*Set exercise*
Check each line of the material. Copy those containing "software".

*Data entries*
-- Begin --
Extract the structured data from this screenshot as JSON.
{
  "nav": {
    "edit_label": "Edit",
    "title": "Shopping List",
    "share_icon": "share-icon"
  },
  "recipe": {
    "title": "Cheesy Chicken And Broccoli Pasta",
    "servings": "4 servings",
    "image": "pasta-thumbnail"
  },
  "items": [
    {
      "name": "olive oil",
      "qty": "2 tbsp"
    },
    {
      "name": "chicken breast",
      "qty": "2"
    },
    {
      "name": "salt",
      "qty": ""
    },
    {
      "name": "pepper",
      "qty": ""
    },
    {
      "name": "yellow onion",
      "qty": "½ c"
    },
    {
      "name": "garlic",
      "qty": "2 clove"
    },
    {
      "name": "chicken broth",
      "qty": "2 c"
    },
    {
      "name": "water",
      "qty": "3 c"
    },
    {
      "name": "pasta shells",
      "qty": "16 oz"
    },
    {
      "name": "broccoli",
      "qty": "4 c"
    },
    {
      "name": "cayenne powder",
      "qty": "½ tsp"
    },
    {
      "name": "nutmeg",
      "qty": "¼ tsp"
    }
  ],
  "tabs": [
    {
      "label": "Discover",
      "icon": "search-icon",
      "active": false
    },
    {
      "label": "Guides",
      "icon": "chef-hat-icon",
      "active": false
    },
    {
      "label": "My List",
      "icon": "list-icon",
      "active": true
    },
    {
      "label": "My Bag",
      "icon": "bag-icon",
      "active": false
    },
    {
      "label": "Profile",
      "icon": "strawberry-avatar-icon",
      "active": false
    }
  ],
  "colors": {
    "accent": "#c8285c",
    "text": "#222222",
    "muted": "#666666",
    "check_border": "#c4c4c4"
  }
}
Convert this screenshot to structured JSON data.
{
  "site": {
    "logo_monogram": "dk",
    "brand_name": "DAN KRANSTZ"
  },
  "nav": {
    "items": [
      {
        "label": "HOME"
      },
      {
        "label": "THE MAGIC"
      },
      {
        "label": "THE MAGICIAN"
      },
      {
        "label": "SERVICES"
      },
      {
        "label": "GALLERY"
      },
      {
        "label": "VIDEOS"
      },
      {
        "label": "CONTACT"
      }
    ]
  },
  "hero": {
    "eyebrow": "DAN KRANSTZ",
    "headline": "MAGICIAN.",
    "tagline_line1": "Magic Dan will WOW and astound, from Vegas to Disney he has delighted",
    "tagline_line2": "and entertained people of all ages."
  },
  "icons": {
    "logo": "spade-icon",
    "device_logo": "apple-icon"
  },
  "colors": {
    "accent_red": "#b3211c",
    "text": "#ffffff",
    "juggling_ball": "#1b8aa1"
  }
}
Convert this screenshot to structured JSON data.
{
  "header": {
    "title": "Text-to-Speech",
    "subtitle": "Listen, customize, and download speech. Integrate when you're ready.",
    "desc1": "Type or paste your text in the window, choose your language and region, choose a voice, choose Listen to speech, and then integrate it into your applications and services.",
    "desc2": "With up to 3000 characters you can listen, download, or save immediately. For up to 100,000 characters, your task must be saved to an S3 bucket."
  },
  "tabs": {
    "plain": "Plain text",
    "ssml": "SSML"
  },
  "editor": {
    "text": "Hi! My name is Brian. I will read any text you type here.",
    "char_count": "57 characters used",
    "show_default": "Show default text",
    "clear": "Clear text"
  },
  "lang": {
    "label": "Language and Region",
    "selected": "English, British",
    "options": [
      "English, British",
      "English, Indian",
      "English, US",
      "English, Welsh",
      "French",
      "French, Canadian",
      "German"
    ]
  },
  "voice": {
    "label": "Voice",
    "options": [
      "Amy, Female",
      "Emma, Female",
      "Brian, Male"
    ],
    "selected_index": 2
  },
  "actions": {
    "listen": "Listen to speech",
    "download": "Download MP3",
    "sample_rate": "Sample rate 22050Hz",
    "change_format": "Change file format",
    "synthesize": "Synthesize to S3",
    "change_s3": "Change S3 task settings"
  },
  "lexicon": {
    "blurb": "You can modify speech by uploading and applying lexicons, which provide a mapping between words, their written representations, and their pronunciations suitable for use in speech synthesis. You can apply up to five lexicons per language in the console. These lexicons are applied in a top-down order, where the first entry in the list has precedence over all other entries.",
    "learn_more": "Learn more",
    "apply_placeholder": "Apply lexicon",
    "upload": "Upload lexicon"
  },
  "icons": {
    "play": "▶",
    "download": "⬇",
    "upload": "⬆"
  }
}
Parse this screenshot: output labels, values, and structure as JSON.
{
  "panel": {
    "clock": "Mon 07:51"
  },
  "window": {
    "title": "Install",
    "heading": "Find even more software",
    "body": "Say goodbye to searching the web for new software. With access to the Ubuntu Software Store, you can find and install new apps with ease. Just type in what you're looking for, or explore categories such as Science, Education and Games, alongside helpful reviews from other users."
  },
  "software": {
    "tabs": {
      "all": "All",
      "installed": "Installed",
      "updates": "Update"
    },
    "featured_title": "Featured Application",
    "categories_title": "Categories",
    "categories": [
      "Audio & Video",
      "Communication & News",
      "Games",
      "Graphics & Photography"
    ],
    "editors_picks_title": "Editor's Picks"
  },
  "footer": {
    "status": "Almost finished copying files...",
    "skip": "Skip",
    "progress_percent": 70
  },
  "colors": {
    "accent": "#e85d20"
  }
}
-- End --
*Answer to the problem*
    "heading": "Find even more software",
    "body": "Say goodbye to searching the web for new software. With access to the Ubuntu Software Store, you can find and install new apps with ease. Just type in what you're looking for, or explore categories such as Science, Education and Games, alongside helpful reviews from other users."
  "software": {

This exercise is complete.